#### WHAT TO DO
Extract, from the listing that follows, each line containing the word "Colombia".
**** WORKING DATA
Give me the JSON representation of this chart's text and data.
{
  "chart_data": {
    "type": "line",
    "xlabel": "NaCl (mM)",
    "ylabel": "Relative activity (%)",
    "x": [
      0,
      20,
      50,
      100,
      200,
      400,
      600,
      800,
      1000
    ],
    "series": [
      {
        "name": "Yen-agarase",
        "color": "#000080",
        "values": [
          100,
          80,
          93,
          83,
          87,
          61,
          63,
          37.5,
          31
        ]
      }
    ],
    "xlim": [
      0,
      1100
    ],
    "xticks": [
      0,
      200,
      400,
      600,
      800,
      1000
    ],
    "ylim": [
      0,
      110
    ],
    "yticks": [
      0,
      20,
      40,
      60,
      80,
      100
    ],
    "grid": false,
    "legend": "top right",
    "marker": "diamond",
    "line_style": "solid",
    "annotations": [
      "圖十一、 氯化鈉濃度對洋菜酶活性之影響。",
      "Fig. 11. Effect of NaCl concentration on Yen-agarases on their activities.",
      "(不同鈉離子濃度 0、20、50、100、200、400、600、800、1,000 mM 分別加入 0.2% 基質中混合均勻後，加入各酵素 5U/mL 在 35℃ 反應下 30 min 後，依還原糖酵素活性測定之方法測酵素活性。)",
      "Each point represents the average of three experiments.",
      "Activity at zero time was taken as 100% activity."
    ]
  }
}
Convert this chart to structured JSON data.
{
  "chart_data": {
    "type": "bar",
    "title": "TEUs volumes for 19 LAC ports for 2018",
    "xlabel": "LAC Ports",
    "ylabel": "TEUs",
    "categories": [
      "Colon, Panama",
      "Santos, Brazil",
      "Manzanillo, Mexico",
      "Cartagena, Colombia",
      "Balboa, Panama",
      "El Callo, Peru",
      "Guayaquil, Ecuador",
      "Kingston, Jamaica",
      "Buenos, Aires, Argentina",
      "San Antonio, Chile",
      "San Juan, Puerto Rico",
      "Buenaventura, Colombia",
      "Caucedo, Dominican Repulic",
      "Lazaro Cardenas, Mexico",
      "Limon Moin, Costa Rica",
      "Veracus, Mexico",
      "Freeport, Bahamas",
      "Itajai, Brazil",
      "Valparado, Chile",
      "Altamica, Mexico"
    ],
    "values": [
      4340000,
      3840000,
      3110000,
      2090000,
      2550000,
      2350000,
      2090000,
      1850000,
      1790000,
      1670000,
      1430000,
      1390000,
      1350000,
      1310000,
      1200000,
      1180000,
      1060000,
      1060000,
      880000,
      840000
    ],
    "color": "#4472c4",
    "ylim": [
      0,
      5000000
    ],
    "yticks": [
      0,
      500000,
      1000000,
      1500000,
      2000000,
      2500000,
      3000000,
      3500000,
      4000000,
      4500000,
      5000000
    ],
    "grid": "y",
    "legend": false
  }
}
********
#### FULL SOLUTION
      "Cartagena, Colombia",
      "Buenaventura, Colombia",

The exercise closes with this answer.